Start of Records supplied

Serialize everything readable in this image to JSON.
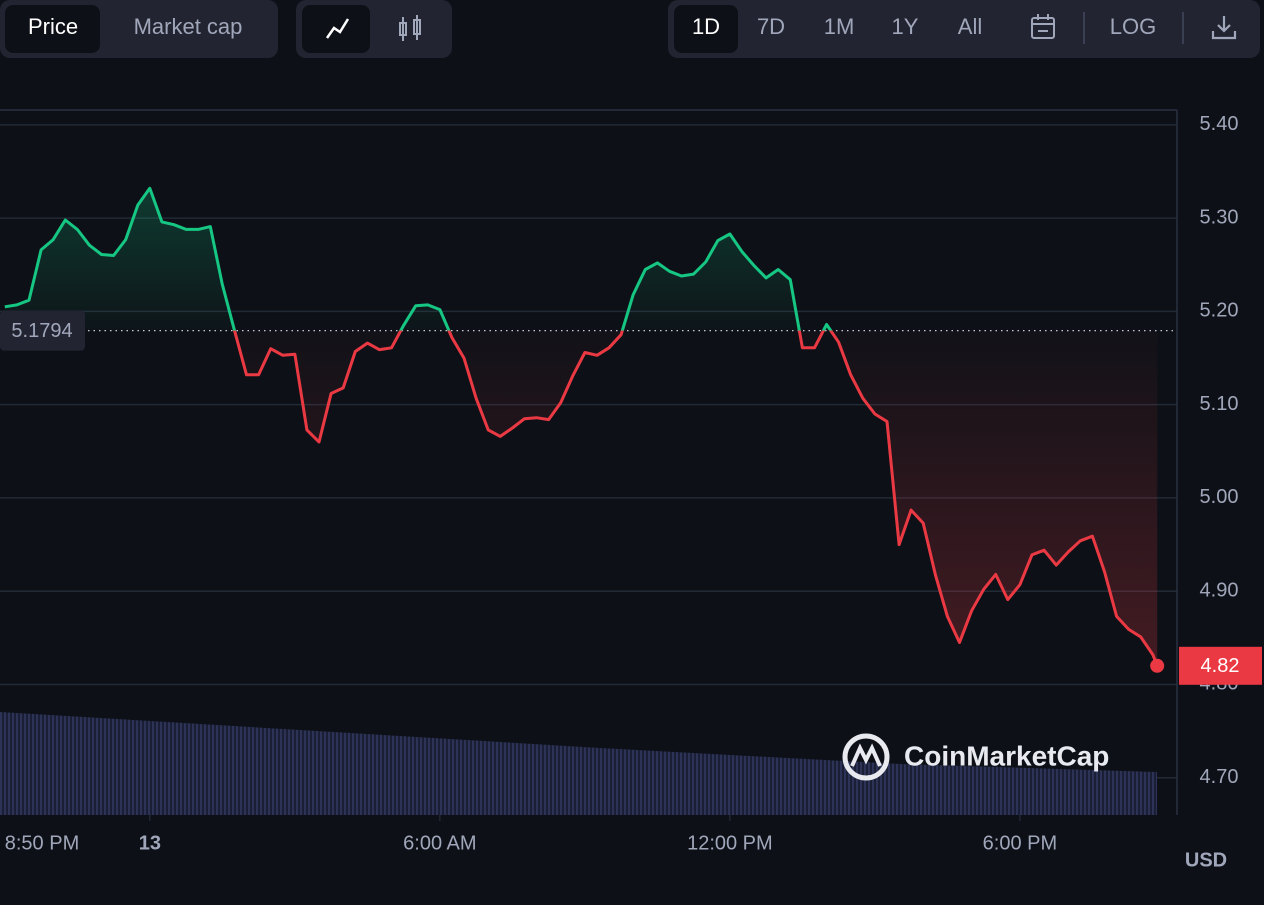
{
  "toolbar": {
    "price": "Price",
    "market_cap": "Market cap",
    "ranges": [
      "1D",
      "7D",
      "1M",
      "1Y",
      "All"
    ],
    "log": "LOG"
  },
  "chart_data": {
    "type": "line",
    "x": [
      -3,
      -2.75,
      -2.5,
      -2.25,
      -2,
      -1.75,
      -1.5,
      -1.25,
      -1,
      -0.75,
      -0.5,
      -0.25,
      0,
      0.25,
      0.5,
      0.75,
      1,
      1.25,
      1.5,
      1.75,
      2,
      2.25,
      2.5,
      2.75,
      3,
      3.25,
      3.5,
      3.75,
      4,
      4.25,
      4.5,
      4.75,
      5,
      5.25,
      5.5,
      5.75,
      6,
      6.25,
      6.5,
      6.75,
      7,
      7.25,
      7.5,
      7.75,
      8,
      8.25,
      8.5,
      8.75,
      9,
      9.25,
      9.5,
      9.75,
      10,
      10.25,
      10.5,
      10.75,
      11,
      11.25,
      11.5,
      11.75,
      12,
      12.25,
      12.5,
      12.75,
      13,
      13.25,
      13.5,
      13.75,
      14,
      14.25,
      14.5,
      14.75,
      15,
      15.25,
      15.5,
      15.75,
      16,
      16.25,
      16.5,
      16.75,
      17,
      17.25,
      17.5,
      17.75,
      18,
      18.25,
      18.5,
      18.75,
      19,
      19.25,
      19.5,
      19.75,
      20,
      20.25,
      20.5,
      20.75,
      20.84
    ],
    "values": [
      5.205,
      5.207,
      5.212,
      5.266,
      5.277,
      5.298,
      5.288,
      5.271,
      5.261,
      5.26,
      5.277,
      5.314,
      5.332,
      5.296,
      5.293,
      5.288,
      5.288,
      5.291,
      5.229,
      5.18,
      5.132,
      5.132,
      5.16,
      5.153,
      5.154,
      5.073,
      5.06,
      5.112,
      5.118,
      5.157,
      5.166,
      5.159,
      5.161,
      5.185,
      5.206,
      5.207,
      5.202,
      5.172,
      5.15,
      5.107,
      5.073,
      5.066,
      5.075,
      5.085,
      5.086,
      5.084,
      5.102,
      5.131,
      5.156,
      5.153,
      5.161,
      5.175,
      5.218,
      5.245,
      5.252,
      5.243,
      5.238,
      5.24,
      5.253,
      5.276,
      5.283,
      5.264,
      5.249,
      5.236,
      5.245,
      5.234,
      5.161,
      5.161,
      5.186,
      5.167,
      5.132,
      5.107,
      5.09,
      5.082,
      4.95,
      4.987,
      4.973,
      4.918,
      4.873,
      4.845,
      4.879,
      4.902,
      4.918,
      4.891,
      4.907,
      4.939,
      4.944,
      4.928,
      4.942,
      4.954,
      4.959,
      4.921,
      4.873,
      4.859,
      4.851,
      4.832,
      4.82
    ],
    "color_up": "#16c784",
    "color_down": "#ea3943",
    "reference_value": 5.1794,
    "xlim": [
      -3.1,
      21.25
    ],
    "xticks": [
      {
        "value": -3.1667,
        "label": "8:50 PM"
      },
      {
        "value": 0,
        "label": "13"
      },
      {
        "value": 6,
        "label": "6:00 AM"
      },
      {
        "value": 12,
        "label": "12:00 PM"
      },
      {
        "value": 18,
        "label": "6:00 PM"
      }
    ],
    "ylim": [
      4.66,
      5.416
    ],
    "yticks": [
      {
        "value": 4.7,
        "label": "4.70"
      },
      {
        "value": 4.8,
        "label": "4.80"
      },
      {
        "value": 4.9,
        "label": "4.90"
      },
      {
        "value": 5.0,
        "label": "5.00"
      },
      {
        "value": 5.1,
        "label": "5.10"
      },
      {
        "value": 5.2,
        "label": "5.20"
      },
      {
        "value": 5.3,
        "label": "5.30"
      },
      {
        "value": 5.4,
        "label": "5.40"
      }
    ],
    "grid": true,
    "currency": "USD",
    "watermark": "CoinMarketCap"
  }
}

End of Records supplied

▸ **Problem description**: Reproduce every record above exactly, omitting the pictures.

▸ **Exercise result**:
Serialize everything readable in this image to JSON.
{
  "toolbar": {
    "price": "Price",
    "market_cap": "Market cap",
    "ranges": [
      "1D",
      "7D",
      "1M",
      "1Y",
      "All"
    ],
    "log": "LOG"
  },
  "chart_data": {
    "type": "line",
    "x": [
      -3,
      -2.75,
      -2.5,
      -2.25,
      -2,
      -1.75,
      -1.5,
      -1.25,
      -1,
      -0.75,
      -0.5,
      -0.25,
      0,
      0.25,
      0.5,
      0.75,
      1,
      1.25,
      1.5,
      1.75,
      2,
      2.25,
      2.5,
      2.75,
      3,
      3.25,
      3.5,
      3.75,
      4,
      4.25,
      4.5,
      4.75,
      5,
      5.25,
      5.5,
      5.75,
      6,
      6.25,
      6.5,
      6.75,
      7,
      7.25,
      7.5,
      7.75,
      8,
      8.25,
      8.5,
      8.75,
      9,
      9.25,
      9.5,
      9.75,
      10,
      10.25,
      10.5,
      10.75,
      11,
      11.25,
      11.5,
      11.75,
      12,
      12.25,
      12.5,
      12.75,
      13,
      13.25,
      13.5,
      13.75,
      14,
      14.25,
      14.5,
      14.75,
      15,
      15.25,
      15.5,
      15.75,
      16,
      16.25,
      16.5,
      16.75,
      17,
      17.25,
      17.5,
      17.75,
      18,
      18.25,
      18.5,
      18.75,
      19,
      19.25,
      19.5,
      19.75,
      20,
      20.25,
      20.5,
      20.75,
      20.84
    ],
    "values": [
      5.205,
      5.207,
      5.212,
      5.266,
      5.277,
      5.298,
      5.288,
      5.271,
      5.261,
      5.26,
      5.277,
      5.314,
      5.332,
      5.296,
      5.293,
      5.288,
      5.288,
      5.291,
      5.229,
      5.18,
      5.132,
      5.132,
      5.16,
      5.153,
      5.154,
      5.073,
      5.06,
      5.112,
      5.118,
      5.157,
      5.166,
      5.159,
      5.161,
      5.185,
      5.206,
      5.207,
      5.202,
      5.172,
      5.15,
      5.107,
      5.073,
      5.066,
      5.075,
      5.085,
      5.086,
      5.084,
      5.102,
      5.131,
      5.156,
      5.153,
      5.161,
      5.175,
      5.218,
      5.245,
      5.252,
      5.243,
      5.238,
      5.24,
      5.253,
      5.276,
      5.283,
      5.264,
      5.249,
      5.236,
      5.245,
      5.234,
      5.161,
      5.161,
      5.186,
      5.167,
      5.132,
      5.107,
      5.09,
      5.082,
      4.95,
      4.987,
      4.973,
      4.918,
      4.873,
      4.845,
      4.879,
      4.902,
      4.918,
      4.891,
      4.907,
      4.939,
      4.944,
      4.928,
      4.942,
      4.954,
      4.959,
      4.921,
      4.873,
      4.859,
      4.851,
      4.832,
      4.82
    ],
    "color_up": "#16c784",
    "color_down": "#ea3943",
    "reference_value": 5.1794,
    "xlim": [
      -3.1,
      21.25
    ],
    "xticks": [
      {
        "value": -3.1667,
        "label": "8:50 PM"
      },
      {
        "value": 0,
        "label": "13"
      },
      {
        "value": 6,
        "label": "6:00 AM"
      },
      {
        "value": 12,
        "label": "12:00 PM"
      },
      {
        "value": 18,
        "label": "6:00 PM"
      }
    ],
    "ylim": [
      4.66,
      5.416
    ],
    "yticks": [
      {
        "value": 4.7,
        "label": "4.70"
      },
      {
        "value": 4.8,
        "label": "4.80"
      },
      {
        "value": 4.9,
        "label": "4.90"
      },
      {
        "value": 5.0,
        "label": "5.00"
      },
      {
        "value": 5.1,
        "label": "5.10"
      },
      {
        "value": 5.2,
        "label": "5.20"
      },
      {
        "value": 5.3,
        "label": "5.30"
      },
      {
        "value": 5.4,
        "label": "5.40"
      }
    ],
    "grid": true,
    "currency": "USD",
    "watermark": "CoinMarketCap"
  }
}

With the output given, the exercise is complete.